== LISTING ==

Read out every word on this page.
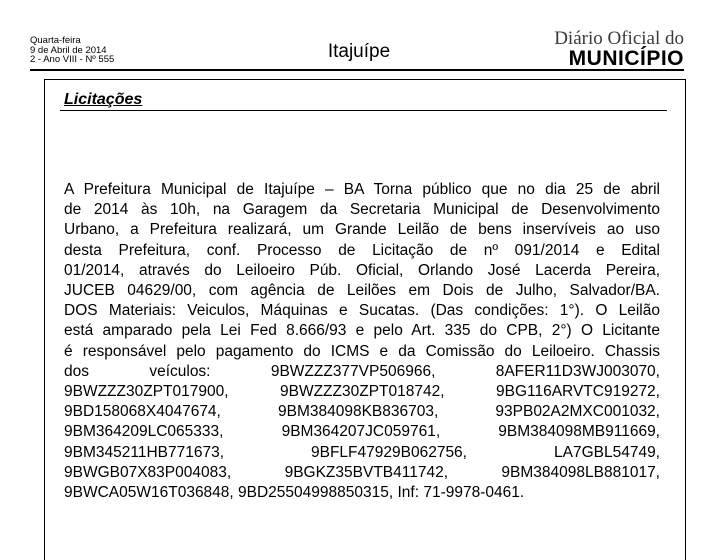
Quarta-feira
9 de Abril de 2014
2 - Ano VIII - Nº 555	Itajuípe
Diário Oficial do
MUNICÍPIO
Licitações

A Prefeitura Municipal de Itajuípe – BA Torna público que no dia 25 de abril

de 2014 às 10h, na Garagem da Secretaria Municipal de Desenvolvimento

Urbano, a Prefeitura realizará, um Grande Leilão de bens inservíveis ao uso

desta Prefeitura, conf. Processo de Licitação de nº 091/2014 e Edital

01/2014, através do Leiloeiro Púb. Oficial, Orlando José Lacerda Pereira,

JUCEB 04629/00, com agência de Leilões em Dois de Julho, Salvador/BA.

DOS Materiais: Veiculos, Máquinas e Sucatas. (Das condições: 1°). O Leilão

está amparado pela Lei Fed 8.666/93 e pelo Art. 335 do CPB, 2°) O Licitante

é responsável pelo pagamento do ICMS e da Comissão do Leiloeiro. Chassis

dos veículos: 9BWZZZ377VP506966, 8AFER11D3WJ003070,

9BWZZZ30ZPT017900, 9BWZZZ30ZPT018742, 9BG116ARVTC919272,

9BD158068X4047674, 9BM384098KB836703, 93PB02A2MXC001032,

9BM364209LC065333, 9BM364207JC059761, 9BM384098MB911669,

9BM345211HB771673, 9BFLF47929B062756, LA7GBL54749,

9BWGB07X83P004083, 9BGKZ35BVTB411742, 9BM384098LB881017,

9BWCA05W16T036848, 9BD25504998850315, Inf: 71-9978-0461.
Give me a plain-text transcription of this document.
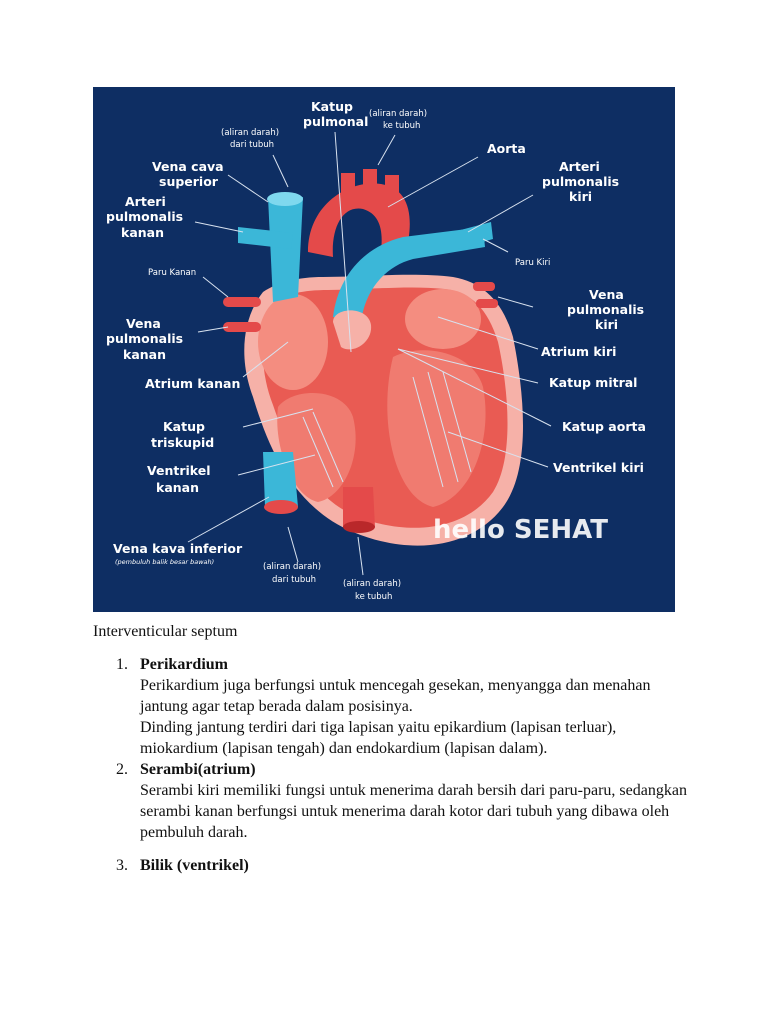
Katup
pulmonal (aliran darah)
ke tubuh
(aliran darah)
dari tubuh	Aorta
Vena cava
superior
Arteri
pulmonalis
kiri
Arteri
pulmonalis
kanan
Paru Kanan
Paru Kiri
Vena
pulmonalis
kiri
Vena
pulmonalis
kanan	Atrium kiri
Atrium kanan	Katup mitral
Katup
triskupid
Katup aorta
Ventrikel
kanan
Ventrikel kiri
Vena kava inferior
(pembuluh balik besar bawah)	(aliran darah)
dari tubuh	(aliran darah)
ke tubuh
hello SEHAT
Interventicular septum
1. Perikardium
Perikardium juga berfungsi untuk mencegah gesekan, menyangga dan menahan jantung agar tetap berada dalam posisinya.
Dinding jantung terdiri dari tiga lapisan yaitu epikardium (lapisan terluar), miokardium (lapisan tengah) dan endokardium (lapisan dalam).
2. Serambi(atrium)
Serambi kiri memiliki fungsi untuk menerima darah bersih dari paru-paru, sedangkan serambi kanan berfungsi untuk menerima darah kotor dari tubuh yang dibawa oleh pembuluh darah.
3. Bilik (ventrikel)
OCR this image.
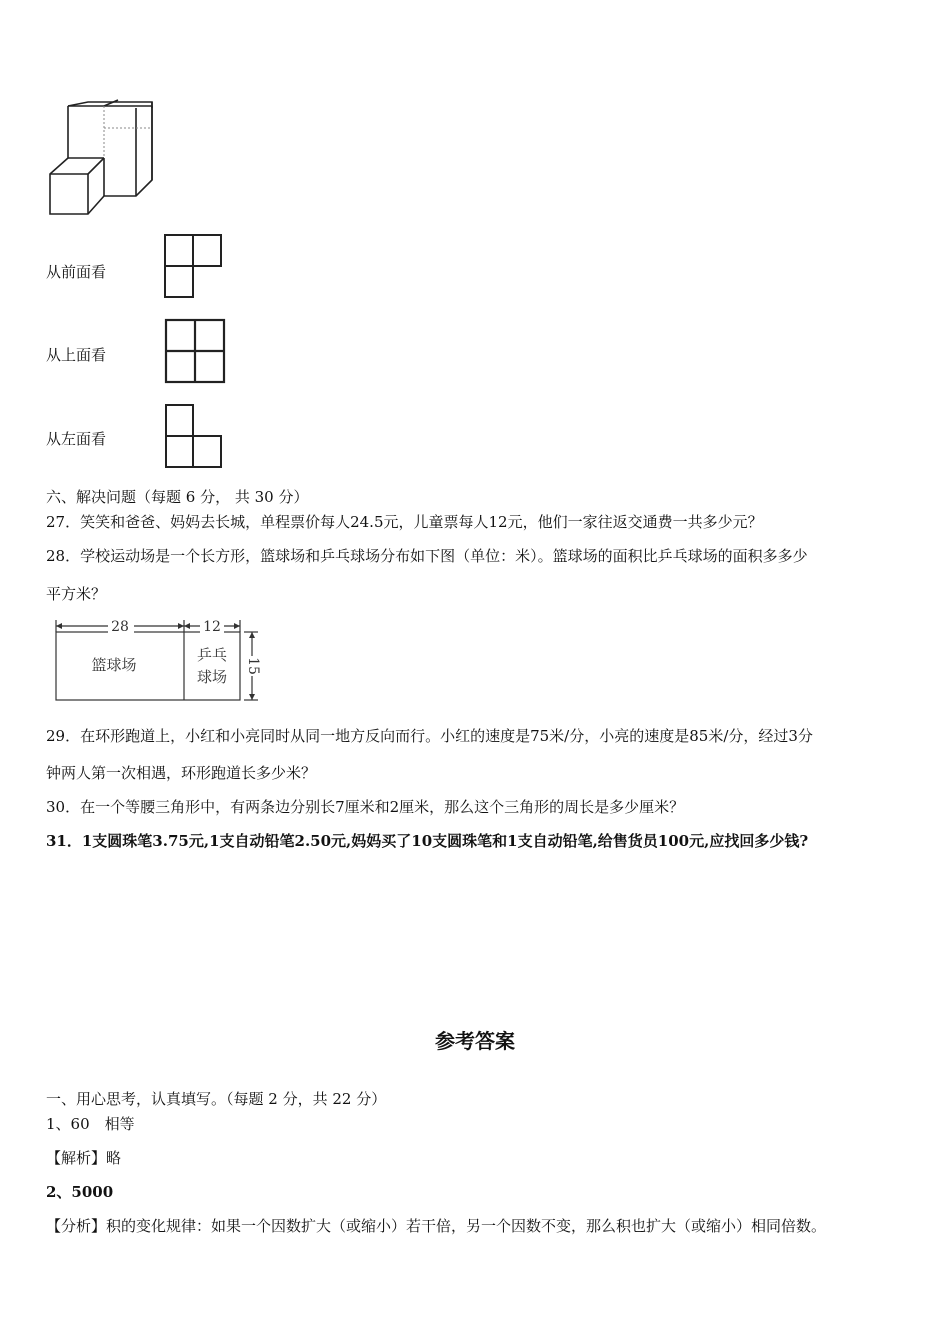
从前面看
从上面看
从左面看
六、解决问题（每题 6 分， 共 30 分）
27．笑笑和爸爸、妈妈去长城，单程票价每人24.5元，儿童票每人12元，他们一家往返交通费一共多少元？
28．学校运动场是一个长方形，篮球场和乒乓球场分布如下图（单位：米）。篮球场的面积比乒乓球场的面积多多少
平方米？
28	12
15
篮球场
乒乓
球场
29．在环形跑道上，小红和小亮同时从同一地方反向而行。小红的速度是75米/分，小亮的速度是85米/分，经过3分
钟两人第一次相遇，环形跑道长多少米？
30．在一个等腰三角形中，有两条边分别长7厘米和2厘米，那么这个三角形的周长是多少厘米？
31．1支圆珠笔3.75元,1支自动铅笔2.50元,妈妈买了10支圆珠笔和1支自动铅笔,给售货员100元,应找回多少钱?
参考答案
一、用心思考，认真填写。（每题 2 分，共 22 分）
1、60　相等
【解析】略
2、5000
【分析】积的变化规律：如果一个因数扩大（或缩小）若干倍，另一个因数不变，那么积也扩大（或缩小）相同倍数。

===

## THE TASK
Pick out all lines containing the string "untuk".

## COMPLETE ANSWER
Perikardium juga berfungsi untuk mencegah gesekan, menyangga dan menahan jantung agar tetap berada dalam posisinya.
Serambi kiri memiliki fungsi untuk menerima darah bersih dari paru-paru, sedangkan serambi kanan berfungsi untuk menerima darah kotor dari tubuh yang dibawa oleh pembuluh darah.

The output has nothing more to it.